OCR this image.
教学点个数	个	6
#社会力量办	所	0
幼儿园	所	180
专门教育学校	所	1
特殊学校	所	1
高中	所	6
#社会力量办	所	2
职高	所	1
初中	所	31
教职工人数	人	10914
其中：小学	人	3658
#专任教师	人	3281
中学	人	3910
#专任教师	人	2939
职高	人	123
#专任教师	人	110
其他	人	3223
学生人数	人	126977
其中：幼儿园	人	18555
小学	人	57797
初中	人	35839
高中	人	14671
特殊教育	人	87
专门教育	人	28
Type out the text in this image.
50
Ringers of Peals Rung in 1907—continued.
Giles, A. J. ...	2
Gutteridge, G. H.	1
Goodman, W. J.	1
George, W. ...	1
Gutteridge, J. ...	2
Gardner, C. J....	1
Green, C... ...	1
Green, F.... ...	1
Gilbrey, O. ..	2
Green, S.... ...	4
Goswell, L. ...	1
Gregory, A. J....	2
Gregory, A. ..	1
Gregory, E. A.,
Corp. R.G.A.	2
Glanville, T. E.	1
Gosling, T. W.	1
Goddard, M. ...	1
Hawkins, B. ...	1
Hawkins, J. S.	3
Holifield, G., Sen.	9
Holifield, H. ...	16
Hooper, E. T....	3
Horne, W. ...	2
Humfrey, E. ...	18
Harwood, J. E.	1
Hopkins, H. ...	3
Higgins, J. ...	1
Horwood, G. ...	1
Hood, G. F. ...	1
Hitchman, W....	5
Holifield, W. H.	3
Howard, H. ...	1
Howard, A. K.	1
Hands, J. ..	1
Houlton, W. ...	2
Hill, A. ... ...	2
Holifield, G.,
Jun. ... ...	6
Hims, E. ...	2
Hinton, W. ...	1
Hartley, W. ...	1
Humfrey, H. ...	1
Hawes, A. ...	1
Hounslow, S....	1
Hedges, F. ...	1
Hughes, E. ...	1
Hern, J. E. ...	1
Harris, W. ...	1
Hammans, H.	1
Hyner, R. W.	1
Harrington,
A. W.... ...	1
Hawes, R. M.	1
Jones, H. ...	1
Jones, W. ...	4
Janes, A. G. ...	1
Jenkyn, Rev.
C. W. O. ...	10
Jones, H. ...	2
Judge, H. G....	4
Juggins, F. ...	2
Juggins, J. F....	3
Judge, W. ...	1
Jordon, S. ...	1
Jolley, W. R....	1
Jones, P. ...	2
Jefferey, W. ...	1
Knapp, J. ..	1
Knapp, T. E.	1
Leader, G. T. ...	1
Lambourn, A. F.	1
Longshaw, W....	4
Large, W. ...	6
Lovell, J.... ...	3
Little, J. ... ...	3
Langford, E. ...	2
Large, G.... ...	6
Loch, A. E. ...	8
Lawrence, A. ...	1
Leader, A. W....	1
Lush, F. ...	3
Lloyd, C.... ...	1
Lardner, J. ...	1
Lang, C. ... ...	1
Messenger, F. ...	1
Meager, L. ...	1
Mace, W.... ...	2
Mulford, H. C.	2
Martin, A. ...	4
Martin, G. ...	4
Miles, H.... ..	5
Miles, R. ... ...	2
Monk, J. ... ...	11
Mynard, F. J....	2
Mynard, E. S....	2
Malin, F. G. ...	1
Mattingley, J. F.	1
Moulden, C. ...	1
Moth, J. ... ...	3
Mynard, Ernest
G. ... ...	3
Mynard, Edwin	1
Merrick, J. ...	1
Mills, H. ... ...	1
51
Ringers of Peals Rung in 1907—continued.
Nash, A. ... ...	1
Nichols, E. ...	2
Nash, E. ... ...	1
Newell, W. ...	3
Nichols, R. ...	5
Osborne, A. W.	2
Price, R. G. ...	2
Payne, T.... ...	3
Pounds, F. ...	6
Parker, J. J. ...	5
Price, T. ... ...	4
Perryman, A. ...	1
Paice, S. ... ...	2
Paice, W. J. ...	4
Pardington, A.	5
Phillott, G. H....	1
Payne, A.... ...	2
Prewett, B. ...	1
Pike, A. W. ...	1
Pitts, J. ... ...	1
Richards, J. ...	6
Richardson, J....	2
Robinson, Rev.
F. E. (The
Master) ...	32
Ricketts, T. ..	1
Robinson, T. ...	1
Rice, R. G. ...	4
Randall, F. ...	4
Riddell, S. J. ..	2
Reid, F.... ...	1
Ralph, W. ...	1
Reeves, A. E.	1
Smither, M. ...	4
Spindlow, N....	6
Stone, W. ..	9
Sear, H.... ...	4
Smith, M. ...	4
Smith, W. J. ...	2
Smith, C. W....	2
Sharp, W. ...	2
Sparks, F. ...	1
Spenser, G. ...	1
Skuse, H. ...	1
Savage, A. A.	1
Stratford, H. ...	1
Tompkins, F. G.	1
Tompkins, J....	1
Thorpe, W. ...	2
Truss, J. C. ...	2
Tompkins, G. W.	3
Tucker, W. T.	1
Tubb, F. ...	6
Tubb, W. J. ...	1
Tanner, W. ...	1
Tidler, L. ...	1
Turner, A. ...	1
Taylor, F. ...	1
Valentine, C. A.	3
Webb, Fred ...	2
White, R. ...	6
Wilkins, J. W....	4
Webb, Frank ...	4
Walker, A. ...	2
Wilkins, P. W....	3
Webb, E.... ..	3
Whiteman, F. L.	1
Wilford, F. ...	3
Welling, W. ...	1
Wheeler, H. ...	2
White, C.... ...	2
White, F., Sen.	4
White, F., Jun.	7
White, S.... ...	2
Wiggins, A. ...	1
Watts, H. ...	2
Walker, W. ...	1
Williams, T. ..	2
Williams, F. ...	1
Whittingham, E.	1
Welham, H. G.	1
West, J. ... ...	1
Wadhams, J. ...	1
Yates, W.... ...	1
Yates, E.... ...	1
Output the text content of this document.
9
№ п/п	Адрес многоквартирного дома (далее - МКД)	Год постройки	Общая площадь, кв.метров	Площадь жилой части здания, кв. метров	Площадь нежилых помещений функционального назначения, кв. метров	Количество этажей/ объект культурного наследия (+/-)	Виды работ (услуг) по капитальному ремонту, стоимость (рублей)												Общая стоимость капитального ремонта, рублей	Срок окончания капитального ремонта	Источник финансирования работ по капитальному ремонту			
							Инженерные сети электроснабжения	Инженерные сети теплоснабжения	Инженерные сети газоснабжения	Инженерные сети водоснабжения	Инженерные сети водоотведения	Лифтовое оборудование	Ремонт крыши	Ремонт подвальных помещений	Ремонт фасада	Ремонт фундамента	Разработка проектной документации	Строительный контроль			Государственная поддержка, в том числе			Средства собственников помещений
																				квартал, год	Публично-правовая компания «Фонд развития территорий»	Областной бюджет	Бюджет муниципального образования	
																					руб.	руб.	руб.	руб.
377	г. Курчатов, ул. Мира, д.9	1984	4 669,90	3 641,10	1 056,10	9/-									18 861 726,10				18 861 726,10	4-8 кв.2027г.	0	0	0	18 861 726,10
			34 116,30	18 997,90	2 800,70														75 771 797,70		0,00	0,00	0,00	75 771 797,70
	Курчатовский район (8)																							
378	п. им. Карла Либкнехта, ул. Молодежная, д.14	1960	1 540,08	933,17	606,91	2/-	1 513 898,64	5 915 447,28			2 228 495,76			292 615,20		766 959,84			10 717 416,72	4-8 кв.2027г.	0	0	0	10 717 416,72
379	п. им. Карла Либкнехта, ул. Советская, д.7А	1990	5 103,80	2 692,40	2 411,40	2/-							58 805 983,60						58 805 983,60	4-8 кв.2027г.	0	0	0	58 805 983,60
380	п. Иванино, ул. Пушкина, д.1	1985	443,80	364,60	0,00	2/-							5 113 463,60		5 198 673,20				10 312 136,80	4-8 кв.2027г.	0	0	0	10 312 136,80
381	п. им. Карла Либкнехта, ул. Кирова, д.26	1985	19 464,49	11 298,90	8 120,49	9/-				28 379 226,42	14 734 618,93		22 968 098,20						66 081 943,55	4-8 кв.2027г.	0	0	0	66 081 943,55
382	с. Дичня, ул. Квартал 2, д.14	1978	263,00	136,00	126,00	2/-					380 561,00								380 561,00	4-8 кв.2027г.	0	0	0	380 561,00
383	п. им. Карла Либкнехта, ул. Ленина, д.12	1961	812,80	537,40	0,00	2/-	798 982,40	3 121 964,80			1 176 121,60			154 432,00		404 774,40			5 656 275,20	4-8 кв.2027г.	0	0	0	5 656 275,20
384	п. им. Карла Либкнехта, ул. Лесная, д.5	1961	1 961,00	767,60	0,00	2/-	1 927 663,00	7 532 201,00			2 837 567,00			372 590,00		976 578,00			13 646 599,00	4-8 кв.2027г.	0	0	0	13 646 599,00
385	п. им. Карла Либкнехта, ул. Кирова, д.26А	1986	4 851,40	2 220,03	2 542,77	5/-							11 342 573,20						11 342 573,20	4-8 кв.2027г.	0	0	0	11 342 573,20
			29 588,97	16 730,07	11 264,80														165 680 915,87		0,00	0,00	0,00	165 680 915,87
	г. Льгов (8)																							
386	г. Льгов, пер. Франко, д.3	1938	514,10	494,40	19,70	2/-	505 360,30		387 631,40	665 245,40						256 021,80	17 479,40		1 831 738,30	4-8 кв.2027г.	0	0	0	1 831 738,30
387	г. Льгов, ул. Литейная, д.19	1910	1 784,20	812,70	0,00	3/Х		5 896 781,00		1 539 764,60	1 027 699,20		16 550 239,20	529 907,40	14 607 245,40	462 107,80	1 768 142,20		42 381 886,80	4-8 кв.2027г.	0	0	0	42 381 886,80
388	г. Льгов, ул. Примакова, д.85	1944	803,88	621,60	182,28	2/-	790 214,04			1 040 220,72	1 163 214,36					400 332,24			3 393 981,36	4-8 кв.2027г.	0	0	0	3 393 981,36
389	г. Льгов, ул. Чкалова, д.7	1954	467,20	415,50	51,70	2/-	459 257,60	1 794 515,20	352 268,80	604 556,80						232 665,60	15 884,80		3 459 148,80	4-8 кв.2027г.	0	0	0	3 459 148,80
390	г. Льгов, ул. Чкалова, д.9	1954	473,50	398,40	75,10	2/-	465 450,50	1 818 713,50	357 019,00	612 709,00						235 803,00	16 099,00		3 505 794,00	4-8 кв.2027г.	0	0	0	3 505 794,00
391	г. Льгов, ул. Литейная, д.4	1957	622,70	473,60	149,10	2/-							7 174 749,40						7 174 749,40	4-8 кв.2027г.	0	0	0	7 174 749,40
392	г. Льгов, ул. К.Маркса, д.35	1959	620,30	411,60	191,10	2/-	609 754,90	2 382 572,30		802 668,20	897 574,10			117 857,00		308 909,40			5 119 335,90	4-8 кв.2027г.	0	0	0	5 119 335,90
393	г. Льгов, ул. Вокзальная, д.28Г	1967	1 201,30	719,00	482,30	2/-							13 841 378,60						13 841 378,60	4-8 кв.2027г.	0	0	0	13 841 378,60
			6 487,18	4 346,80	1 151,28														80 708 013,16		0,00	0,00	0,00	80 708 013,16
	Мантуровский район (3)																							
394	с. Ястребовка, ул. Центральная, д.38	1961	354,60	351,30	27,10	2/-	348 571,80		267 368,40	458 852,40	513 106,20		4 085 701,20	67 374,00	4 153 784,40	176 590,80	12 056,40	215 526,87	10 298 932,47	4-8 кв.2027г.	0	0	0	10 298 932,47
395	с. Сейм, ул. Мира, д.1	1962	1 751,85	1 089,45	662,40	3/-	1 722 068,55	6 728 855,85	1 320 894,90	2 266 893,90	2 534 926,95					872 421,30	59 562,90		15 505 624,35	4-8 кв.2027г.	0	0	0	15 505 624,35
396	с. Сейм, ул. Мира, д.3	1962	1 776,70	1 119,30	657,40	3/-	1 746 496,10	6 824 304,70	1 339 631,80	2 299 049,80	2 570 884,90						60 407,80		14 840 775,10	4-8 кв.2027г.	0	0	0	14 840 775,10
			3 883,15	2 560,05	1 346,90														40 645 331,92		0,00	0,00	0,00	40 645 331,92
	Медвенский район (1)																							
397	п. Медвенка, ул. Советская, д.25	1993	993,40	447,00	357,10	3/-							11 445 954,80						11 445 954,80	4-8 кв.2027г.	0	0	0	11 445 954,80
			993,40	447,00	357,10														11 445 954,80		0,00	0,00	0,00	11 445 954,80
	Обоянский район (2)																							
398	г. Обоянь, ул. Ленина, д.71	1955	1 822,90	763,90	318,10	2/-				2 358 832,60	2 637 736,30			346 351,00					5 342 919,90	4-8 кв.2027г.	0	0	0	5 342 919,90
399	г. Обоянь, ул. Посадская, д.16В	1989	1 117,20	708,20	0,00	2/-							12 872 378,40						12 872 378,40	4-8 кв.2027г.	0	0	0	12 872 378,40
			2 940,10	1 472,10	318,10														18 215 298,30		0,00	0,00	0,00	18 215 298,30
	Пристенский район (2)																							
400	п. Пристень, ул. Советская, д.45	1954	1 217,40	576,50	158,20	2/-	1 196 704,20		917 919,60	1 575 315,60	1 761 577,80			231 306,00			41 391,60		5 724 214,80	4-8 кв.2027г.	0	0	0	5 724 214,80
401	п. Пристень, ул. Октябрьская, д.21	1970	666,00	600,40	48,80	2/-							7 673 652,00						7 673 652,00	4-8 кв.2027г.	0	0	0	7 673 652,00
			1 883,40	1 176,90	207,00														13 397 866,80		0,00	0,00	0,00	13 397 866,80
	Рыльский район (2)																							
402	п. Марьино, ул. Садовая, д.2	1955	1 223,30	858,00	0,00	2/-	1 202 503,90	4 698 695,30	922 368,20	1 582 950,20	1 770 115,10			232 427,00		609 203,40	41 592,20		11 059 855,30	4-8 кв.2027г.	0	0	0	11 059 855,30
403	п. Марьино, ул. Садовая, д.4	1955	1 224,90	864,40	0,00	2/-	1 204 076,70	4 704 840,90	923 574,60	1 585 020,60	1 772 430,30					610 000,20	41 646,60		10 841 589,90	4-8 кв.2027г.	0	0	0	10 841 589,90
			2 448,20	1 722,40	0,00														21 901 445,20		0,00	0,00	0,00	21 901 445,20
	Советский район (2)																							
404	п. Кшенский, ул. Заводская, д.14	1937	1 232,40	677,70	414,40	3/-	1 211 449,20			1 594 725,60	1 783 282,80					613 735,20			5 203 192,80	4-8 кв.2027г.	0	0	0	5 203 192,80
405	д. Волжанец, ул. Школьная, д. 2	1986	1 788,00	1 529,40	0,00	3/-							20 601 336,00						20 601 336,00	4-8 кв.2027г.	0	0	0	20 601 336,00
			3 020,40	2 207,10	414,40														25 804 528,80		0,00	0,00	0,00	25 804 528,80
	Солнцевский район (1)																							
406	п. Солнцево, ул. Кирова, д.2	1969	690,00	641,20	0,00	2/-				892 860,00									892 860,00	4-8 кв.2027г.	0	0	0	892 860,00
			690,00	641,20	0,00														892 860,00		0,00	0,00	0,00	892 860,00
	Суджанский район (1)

• [Written task]: Go through the records and gather the lines that hold "Tompkins".

• [Written solution]:
Tompkins, F. G.	1
Tompkins, J....	1
Tompkins, G. W.	3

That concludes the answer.